- **DOCUMENT TEXT**
_____

Last Tuesday, the United States Supreme Court heard oral arguments in Black v. U.S. and Weyhrauch v. U.S., two of the three federal honest services fraud cases currently before the Court. On Friday, lawyers for Jeffrey Skilling submitted their brief in the third, Skilling v. U.S. This Monday, the Court set oral arguments for Skilling for March 1, 2010, at least three weeks before it would normally be heard. We have previously discussed these cases here, here, here, and here.
For many years, federal prosecutors successfully argued that the mail fraud and wire fraud laws covered schemes to defraud the people of the “intangible right” to have affairs conducted honestly. Now referred to as “pre-McNally caselaw” this body of law was not uniform; the circuits disagreed on exactly what conduct constituted the illegal conduct at the boundaries of the law. In McNally v. U.S. in 1987, the Supreme Court held:
Rather than construe the statute in a manner that leaves its outer boundaries ambiguous and involves the Federal Government in setting standards of disclosure and good government for local and state officials, we read [the mail fraud statute] as limited in scope to the protection of property rights. If Congress desires to go further, it must speak more clearly than it has.
Congress reacted by passing 18 U.S.C. § 1346, which states: “For the purposes of this chapter, the term ‘scheme or artifice to defraud’ includes a scheme or artifice to deprive another of the intangible right of honest services.” Everyone agrees that Congress intended to overrule McNally and most seem to agree that the statute covers bribery and kickbacks, but because Congress failed to speak clearly, many issues at the borders of the law remain unresolved.

_____

Repeat the part of the honest services fraud text that runs from "Congress reacted by" down to "law remain unresolved.". Work only from the text on honest services fraud.

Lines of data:

_____

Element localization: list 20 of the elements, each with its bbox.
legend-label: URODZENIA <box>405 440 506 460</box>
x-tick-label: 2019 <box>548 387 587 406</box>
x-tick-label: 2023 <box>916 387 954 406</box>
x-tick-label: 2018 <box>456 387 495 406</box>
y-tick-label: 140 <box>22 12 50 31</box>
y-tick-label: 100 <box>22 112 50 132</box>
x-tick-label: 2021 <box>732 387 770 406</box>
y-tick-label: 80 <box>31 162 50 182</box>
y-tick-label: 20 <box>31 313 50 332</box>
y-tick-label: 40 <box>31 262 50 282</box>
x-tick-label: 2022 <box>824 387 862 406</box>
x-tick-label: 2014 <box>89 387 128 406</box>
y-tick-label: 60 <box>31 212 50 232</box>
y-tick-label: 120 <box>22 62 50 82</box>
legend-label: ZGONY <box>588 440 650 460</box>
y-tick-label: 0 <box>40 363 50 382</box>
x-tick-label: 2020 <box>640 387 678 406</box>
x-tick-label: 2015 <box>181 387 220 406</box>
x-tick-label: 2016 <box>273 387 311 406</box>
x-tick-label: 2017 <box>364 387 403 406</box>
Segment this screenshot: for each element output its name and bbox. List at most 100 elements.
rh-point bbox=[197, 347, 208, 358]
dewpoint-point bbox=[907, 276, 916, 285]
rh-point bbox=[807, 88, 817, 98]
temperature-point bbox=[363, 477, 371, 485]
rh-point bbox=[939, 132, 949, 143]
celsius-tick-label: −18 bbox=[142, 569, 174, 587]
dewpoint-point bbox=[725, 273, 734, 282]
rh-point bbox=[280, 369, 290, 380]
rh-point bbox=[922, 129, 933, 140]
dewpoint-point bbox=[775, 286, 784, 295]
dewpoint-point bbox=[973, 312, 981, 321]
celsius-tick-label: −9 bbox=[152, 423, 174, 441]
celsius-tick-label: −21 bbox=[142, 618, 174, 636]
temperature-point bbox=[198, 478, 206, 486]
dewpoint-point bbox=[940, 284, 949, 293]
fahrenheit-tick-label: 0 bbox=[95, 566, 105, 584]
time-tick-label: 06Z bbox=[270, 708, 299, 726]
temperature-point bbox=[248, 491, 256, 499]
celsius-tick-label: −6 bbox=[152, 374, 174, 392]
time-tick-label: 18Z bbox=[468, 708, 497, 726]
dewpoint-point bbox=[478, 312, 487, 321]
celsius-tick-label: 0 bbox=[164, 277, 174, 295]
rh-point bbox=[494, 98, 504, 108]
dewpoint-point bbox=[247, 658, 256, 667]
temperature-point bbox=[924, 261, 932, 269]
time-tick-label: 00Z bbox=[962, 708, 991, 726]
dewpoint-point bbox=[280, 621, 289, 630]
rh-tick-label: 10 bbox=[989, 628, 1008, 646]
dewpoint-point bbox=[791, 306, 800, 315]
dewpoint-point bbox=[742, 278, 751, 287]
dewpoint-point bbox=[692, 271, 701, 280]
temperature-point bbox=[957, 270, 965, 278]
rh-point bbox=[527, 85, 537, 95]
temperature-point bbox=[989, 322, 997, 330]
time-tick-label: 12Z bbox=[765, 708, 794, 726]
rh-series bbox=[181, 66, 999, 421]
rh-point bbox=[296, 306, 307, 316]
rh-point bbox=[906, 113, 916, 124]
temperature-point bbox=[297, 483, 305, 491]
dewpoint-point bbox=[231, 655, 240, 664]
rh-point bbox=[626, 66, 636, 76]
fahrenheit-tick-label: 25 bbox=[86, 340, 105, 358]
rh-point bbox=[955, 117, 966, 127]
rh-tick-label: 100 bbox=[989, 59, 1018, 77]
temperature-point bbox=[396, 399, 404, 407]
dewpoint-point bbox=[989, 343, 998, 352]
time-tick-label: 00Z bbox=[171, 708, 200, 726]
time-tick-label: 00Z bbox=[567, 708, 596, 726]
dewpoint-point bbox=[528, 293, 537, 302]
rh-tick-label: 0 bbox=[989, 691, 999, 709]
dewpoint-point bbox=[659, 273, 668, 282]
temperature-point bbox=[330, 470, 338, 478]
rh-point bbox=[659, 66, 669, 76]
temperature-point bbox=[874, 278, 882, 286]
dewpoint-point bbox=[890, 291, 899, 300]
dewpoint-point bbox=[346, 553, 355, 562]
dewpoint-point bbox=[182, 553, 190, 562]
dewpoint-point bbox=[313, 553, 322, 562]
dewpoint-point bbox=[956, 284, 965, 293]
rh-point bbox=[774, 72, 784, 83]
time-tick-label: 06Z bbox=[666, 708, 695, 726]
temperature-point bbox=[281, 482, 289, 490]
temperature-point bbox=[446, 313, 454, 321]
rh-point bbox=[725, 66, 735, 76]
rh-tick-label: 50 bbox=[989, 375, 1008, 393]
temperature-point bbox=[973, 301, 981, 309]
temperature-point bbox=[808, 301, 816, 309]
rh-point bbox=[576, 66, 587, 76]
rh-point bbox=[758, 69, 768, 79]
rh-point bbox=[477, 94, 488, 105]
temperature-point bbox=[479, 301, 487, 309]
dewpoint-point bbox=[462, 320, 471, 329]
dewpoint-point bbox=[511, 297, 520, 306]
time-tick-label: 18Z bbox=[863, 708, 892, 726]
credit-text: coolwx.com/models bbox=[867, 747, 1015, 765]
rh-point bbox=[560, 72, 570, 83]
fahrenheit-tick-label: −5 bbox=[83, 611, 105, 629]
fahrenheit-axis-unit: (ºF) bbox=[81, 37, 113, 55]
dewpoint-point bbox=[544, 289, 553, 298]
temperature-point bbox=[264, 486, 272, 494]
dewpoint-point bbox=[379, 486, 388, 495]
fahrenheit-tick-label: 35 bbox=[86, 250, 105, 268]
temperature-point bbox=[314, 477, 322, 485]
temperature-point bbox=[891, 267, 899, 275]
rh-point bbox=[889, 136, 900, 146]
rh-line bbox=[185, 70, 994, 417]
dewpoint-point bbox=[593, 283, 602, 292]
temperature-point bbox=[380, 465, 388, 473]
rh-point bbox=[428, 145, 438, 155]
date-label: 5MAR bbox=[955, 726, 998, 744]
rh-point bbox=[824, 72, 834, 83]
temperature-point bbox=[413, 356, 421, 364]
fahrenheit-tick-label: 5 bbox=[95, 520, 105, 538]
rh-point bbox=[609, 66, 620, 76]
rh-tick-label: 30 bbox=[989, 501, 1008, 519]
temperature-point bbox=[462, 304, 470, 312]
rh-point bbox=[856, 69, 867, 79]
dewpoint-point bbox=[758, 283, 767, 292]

_____

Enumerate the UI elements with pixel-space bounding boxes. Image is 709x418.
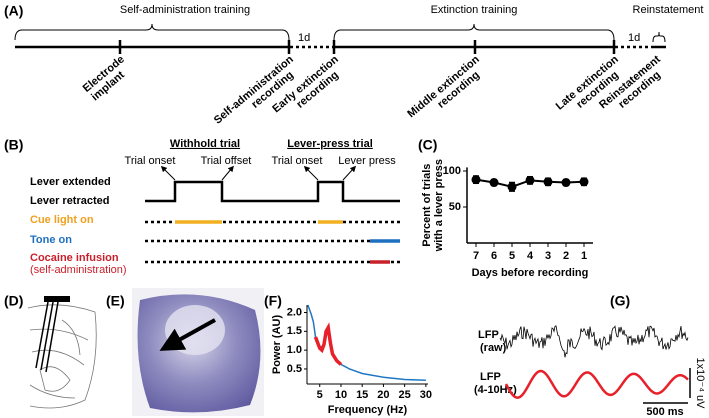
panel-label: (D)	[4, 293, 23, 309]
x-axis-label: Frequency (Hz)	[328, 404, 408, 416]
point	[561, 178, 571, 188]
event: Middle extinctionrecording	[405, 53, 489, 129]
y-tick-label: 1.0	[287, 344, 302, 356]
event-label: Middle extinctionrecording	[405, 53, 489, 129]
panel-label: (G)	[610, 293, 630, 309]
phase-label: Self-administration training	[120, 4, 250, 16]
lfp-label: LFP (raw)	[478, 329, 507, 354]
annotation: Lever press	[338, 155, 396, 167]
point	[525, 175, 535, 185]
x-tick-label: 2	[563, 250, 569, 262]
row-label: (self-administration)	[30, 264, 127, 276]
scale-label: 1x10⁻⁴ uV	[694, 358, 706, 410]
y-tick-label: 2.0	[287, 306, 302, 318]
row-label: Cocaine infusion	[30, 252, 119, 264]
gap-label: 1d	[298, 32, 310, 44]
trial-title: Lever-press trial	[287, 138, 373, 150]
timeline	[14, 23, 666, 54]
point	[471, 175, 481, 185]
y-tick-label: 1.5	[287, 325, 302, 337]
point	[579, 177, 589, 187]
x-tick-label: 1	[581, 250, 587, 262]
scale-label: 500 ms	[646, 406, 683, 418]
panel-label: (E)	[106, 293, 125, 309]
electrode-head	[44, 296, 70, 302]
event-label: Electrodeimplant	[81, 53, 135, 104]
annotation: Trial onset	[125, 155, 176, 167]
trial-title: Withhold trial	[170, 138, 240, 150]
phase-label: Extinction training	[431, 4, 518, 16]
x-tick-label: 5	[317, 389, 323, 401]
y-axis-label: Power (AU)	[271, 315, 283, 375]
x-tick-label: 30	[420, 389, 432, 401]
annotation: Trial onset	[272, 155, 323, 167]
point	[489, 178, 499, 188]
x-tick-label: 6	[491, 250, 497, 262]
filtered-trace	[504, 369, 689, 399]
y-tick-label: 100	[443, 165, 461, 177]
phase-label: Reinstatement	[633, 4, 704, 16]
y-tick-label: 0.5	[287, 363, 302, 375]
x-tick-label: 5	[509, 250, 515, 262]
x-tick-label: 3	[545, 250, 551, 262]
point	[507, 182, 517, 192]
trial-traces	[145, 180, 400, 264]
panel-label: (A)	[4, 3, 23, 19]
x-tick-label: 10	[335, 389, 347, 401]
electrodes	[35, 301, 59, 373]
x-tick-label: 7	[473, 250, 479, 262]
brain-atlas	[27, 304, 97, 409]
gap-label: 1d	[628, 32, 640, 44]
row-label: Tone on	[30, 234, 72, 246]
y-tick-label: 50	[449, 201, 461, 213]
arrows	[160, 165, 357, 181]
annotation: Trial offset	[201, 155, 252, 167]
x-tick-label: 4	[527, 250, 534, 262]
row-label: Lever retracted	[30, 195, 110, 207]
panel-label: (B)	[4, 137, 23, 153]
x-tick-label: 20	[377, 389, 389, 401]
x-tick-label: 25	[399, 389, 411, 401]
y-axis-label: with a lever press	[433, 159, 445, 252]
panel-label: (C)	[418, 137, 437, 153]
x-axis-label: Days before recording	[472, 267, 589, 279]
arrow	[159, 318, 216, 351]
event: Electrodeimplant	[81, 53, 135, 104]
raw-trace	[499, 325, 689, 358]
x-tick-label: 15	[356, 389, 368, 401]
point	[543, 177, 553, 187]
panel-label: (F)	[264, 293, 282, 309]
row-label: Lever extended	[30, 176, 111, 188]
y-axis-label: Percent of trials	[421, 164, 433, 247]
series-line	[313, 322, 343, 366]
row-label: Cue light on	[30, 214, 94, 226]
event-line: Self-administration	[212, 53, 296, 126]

_____

- **TASK SOLUTION**
Congress reacted by passing 18 U.S.C. § 1346, which states: “For the purposes of this chapter, the term ‘scheme or artifice to defraud’ includes a scheme or artifice to deprive another of the intangible right of honest services.” Everyone agrees that Congress intended to overrule McNally and most seem to agree that the statute covers bribery and kickbacks, but because Congress failed to speak clearly, many issues at the borders of the law remain unresolved.